▶ _Requirements_
Find each line with the string "subtitle" and report it.

▶ _Dataset_
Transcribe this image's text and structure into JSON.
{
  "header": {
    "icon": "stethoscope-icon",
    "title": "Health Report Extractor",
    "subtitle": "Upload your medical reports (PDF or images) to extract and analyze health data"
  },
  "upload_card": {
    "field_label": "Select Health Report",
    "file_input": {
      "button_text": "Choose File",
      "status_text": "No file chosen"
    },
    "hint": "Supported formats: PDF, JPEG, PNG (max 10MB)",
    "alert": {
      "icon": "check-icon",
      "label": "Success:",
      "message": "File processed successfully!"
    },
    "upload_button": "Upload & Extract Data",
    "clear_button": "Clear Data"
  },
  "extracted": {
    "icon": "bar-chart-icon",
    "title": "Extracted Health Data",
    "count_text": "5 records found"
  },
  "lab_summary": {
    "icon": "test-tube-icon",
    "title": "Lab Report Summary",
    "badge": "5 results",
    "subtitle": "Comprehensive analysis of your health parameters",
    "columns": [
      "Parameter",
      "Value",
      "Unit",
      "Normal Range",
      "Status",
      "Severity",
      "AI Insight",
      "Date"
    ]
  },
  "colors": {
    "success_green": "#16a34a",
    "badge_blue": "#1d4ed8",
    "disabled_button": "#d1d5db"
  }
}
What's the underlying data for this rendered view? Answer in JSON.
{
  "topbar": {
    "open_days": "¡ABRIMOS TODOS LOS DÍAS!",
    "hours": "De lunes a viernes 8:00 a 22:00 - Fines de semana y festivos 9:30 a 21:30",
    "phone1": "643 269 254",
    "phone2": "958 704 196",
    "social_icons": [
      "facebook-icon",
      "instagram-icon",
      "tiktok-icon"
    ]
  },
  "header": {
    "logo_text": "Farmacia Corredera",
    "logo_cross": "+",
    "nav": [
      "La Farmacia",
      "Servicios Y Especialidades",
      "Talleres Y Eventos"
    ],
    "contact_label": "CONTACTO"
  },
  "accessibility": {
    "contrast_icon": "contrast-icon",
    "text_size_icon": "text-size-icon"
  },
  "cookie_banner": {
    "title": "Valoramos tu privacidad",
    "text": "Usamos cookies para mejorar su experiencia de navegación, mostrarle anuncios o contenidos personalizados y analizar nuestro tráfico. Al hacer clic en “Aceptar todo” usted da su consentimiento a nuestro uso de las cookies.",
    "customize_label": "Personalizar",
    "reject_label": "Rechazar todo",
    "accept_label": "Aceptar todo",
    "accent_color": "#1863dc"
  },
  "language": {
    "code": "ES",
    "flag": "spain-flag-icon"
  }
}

▶ _Task output_
    "subtitle": "Upload your medical reports (PDF or images) to extract and analyze health data"
    "subtitle": "Comprehensive analysis of your health parameters",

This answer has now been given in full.